== STATED PROBLEM ==
Leave out the pictures and repeat everything else in the records exactly.

== DATASET RECORDS ==
* begin *
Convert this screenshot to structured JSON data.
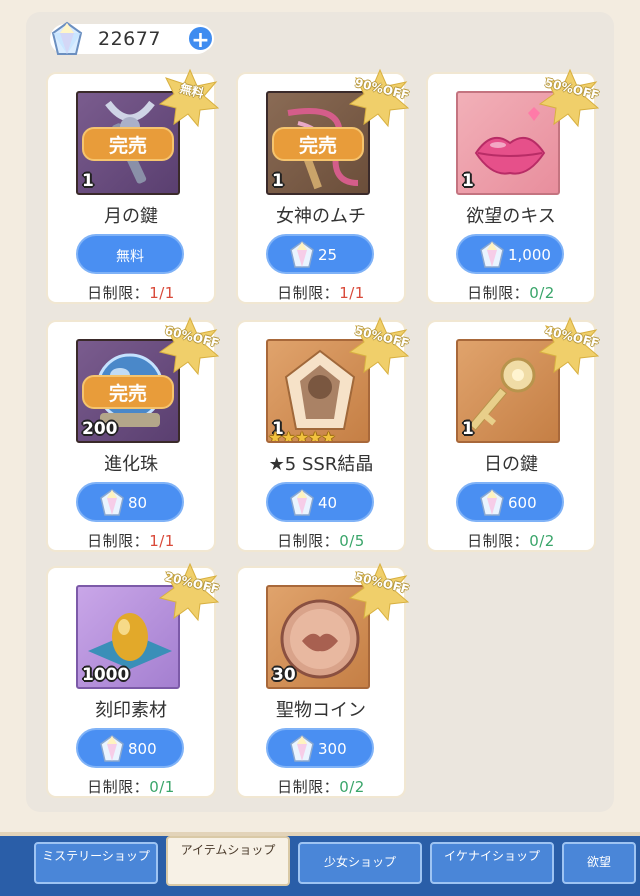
{
  "currency": {
    "amount": "22677",
    "plus": "+"
  },
  "items": [
    {
      "name": "月の鍵",
      "qty": "1",
      "badge": "無料",
      "soldout": "完売",
      "price": "無料",
      "price_is_free": true,
      "limit_label": "日制限：",
      "limit_value": "1/1",
      "limit_color": "red",
      "bg": "purple",
      "icon": "moon-key-icon"
    },
    {
      "name": "女神のムチ",
      "qty": "1",
      "badge": "90%OFF",
      "soldout": "完売",
      "price": "25",
      "limit_label": "日制限：",
      "limit_value": "1/1",
      "limit_color": "red",
      "bg": "brown",
      "icon": "whip-icon"
    },
    {
      "name": "欲望のキス",
      "qty": "1",
      "badge": "50%OFF",
      "soldout": "",
      "price": "1,000",
      "limit_label": "日制限：",
      "limit_value": "0/2",
      "limit_color": "green",
      "bg": "pink",
      "icon": "lips-icon"
    },
    {
      "name": "進化珠",
      "qty": "200",
      "badge": "60%OFF",
      "soldout": "完売",
      "price": "80",
      "limit_label": "日制限：",
      "limit_value": "1/1",
      "limit_color": "red",
      "bg": "purple",
      "icon": "orb-icon"
    },
    {
      "name": "★5 SSR結晶",
      "qty": "1",
      "badge": "50%OFF",
      "soldout": "",
      "stars": "★★★★★",
      "price": "40",
      "limit_label": "日制限：",
      "limit_value": "0/5",
      "limit_color": "green",
      "bg": "tan",
      "icon": "crystal-icon"
    },
    {
      "name": "日の鍵",
      "qty": "1",
      "badge": "40%OFF",
      "soldout": "",
      "price": "600",
      "limit_label": "日制限：",
      "limit_value": "0/2",
      "limit_color": "green",
      "bg": "tan",
      "icon": "sun-key-icon"
    },
    {
      "name": "刻印素材",
      "qty": "1000",
      "badge": "20%OFF",
      "soldout": "",
      "price": "800",
      "limit_label": "日制限：",
      "limit_value": "0/1",
      "limit_color": "green",
      "bg": "violet",
      "icon": "egg-icon"
    },
    {
      "name": "聖物コイン",
      "qty": "30",
      "badge": "50%OFF",
      "soldout": "",
      "price": "300",
      "limit_label": "日制限：",
      "limit_value": "0/2",
      "limit_color": "green",
      "bg": "tan",
      "icon": "coin-icon"
    }
  ],
  "tabs": [
    {
      "label": "ミステリーショップ",
      "active": false
    },
    {
      "label": "アイテムショップ",
      "active": true
    },
    {
      "label": "少女ショップ",
      "active": false
    },
    {
      "label": "イケナイショップ",
      "active": false
    },
    {
      "label": "欲望",
      "active": false
    }
  ],
  "colors": {
    "accent": "#4a8ff2",
    "soldout": "#e89c3a",
    "limit_red": "#d94a3a",
    "limit_green": "#3aa56a"
  }
}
* end *
== FINISHED TASK ==
Convert this screenshot to structured JSON data.
{
  "currency": {
    "amount": "22677",
    "plus": "+"
  },
  "items": [
    {
      "name": "月の鍵",
      "qty": "1",
      "badge": "無料",
      "soldout": "完売",
      "price": "無料",
      "price_is_free": true,
      "limit_label": "日制限：",
      "limit_value": "1/1",
      "limit_color": "red",
      "bg": "purple",
      "icon": "moon-key-icon"
    },
    {
      "name": "女神のムチ",
      "qty": "1",
      "badge": "90%OFF",
      "soldout": "完売",
      "price": "25",
      "limit_label": "日制限：",
      "limit_value": "1/1",
      "limit_color": "red",
      "bg": "brown",
      "icon": "whip-icon"
    },
    {
      "name": "欲望のキス",
      "qty": "1",
      "badge": "50%OFF",
      "soldout": "",
      "price": "1,000",
      "limit_label": "日制限：",
      "limit_value": "0/2",
      "limit_color": "green",
      "bg": "pink",
      "icon": "lips-icon"
    },
    {
      "name": "進化珠",
      "qty": "200",
      "badge": "60%OFF",
      "soldout": "完売",
      "price": "80",
      "limit_label": "日制限：",
      "limit_value": "1/1",
      "limit_color": "red",
      "bg": "purple",
      "icon": "orb-icon"
    },
    {
      "name": "★5 SSR結晶",
      "qty": "1",
      "badge": "50%OFF",
      "soldout": "",
      "stars": "★★★★★",
      "price": "40",
      "limit_label": "日制限：",
      "limit_value": "0/5",
      "limit_color": "green",
      "bg": "tan",
      "icon": "crystal-icon"
    },
    {
      "name": "日の鍵",
      "qty": "1",
      "badge": "40%OFF",
      "soldout": "",
      "price": "600",
      "limit_label": "日制限：",
      "limit_value": "0/2",
      "limit_color": "green",
      "bg": "tan",
      "icon": "sun-key-icon"
    },
    {
      "name": "刻印素材",
      "qty": "1000",
      "badge": "20%OFF",
      "soldout": "",
      "price": "800",
      "limit_label": "日制限：",
      "limit_value": "0/1",
      "limit_color": "green",
      "bg": "violet",
      "icon": "egg-icon"
    },
    {
      "name": "聖物コイン",
      "qty": "30",
      "badge": "50%OFF",
      "soldout": "",
      "price": "300",
      "limit_label": "日制限：",
      "limit_value": "0/2",
      "limit_color": "green",
      "bg": "tan",
      "icon": "coin-icon"
    }
  ],
  "tabs": [
    {
      "label": "ミステリーショップ",
      "active": false
    },
    {
      "label": "アイテムショップ",
      "active": true
    },
    {
      "label": "少女ショップ",
      "active": false
    },
    {
      "label": "イケナイショップ",
      "active": false
    },
    {
      "label": "欲望",
      "active": false
    }
  ],
  "colors": {
    "accent": "#4a8ff2",
    "soldout": "#e89c3a",
    "limit_red": "#d94a3a",
    "limit_green": "#3aa56a"
  }
}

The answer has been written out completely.